* Begin RECORDS TO PROCESS *
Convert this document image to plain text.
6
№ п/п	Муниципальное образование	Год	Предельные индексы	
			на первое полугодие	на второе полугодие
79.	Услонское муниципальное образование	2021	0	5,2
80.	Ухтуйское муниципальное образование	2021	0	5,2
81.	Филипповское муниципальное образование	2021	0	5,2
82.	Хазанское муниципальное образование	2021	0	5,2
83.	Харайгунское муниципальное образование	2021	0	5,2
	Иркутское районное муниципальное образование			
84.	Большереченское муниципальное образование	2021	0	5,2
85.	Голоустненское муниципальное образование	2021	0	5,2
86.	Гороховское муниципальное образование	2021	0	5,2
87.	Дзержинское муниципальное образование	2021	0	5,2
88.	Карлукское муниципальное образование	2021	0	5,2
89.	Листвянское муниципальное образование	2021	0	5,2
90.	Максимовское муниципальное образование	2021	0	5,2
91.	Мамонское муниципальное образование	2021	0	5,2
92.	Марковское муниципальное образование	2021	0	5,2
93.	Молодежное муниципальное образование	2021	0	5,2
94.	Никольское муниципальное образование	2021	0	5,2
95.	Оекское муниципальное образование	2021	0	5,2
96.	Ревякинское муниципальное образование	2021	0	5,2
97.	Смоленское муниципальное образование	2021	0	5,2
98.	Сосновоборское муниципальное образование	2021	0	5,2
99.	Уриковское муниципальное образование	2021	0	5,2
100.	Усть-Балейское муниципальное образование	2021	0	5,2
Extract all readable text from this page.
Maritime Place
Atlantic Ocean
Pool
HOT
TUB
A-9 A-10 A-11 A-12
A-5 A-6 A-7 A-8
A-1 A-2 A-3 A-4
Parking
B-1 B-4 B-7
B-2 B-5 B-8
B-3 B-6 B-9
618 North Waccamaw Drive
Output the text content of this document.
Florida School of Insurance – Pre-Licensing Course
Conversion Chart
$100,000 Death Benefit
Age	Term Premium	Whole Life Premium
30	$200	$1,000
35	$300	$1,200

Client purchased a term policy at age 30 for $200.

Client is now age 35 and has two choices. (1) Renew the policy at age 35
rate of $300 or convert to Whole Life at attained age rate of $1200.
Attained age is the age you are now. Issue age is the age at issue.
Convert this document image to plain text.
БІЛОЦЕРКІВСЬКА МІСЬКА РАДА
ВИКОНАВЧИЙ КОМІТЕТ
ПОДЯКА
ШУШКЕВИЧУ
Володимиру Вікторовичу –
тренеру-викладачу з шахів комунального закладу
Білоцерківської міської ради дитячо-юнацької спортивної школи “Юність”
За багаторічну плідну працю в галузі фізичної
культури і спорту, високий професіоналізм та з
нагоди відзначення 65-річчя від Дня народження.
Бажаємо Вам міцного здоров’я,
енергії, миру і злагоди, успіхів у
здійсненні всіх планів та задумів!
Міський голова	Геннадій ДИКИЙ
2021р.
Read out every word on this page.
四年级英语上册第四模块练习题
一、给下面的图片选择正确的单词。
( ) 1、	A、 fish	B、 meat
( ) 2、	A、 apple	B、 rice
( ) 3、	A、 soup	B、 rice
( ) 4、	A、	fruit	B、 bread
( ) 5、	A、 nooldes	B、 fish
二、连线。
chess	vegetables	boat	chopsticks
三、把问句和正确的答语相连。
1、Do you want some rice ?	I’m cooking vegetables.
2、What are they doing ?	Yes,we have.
* End RECORDS TO PROCESS *
[WHAT YOU ARE ASKED TO DO]
Repeat exactly, and only, the lines of the records above, starting with the line that contains "Read out every word on this page." and ending with the final line, both included.

[REPLY]
Read out every word on this page.
四年级英语上册第四模块练习题
一、给下面的图片选择正确的单词。
( ) 1、	A、 fish	B、 meat
( ) 2、	A、 apple	B、 rice
( ) 3、	A、 soup	B、 rice
( ) 4、	A、	fruit	B、 bread
( ) 5、	A、 nooldes	B、 fish
二、连线。
chess	vegetables	boat	chopsticks
三、把问句和正确的答语相连。
1、Do you want some rice ?	I’m cooking vegetables.
2、What are they doing ?	Yes,we have.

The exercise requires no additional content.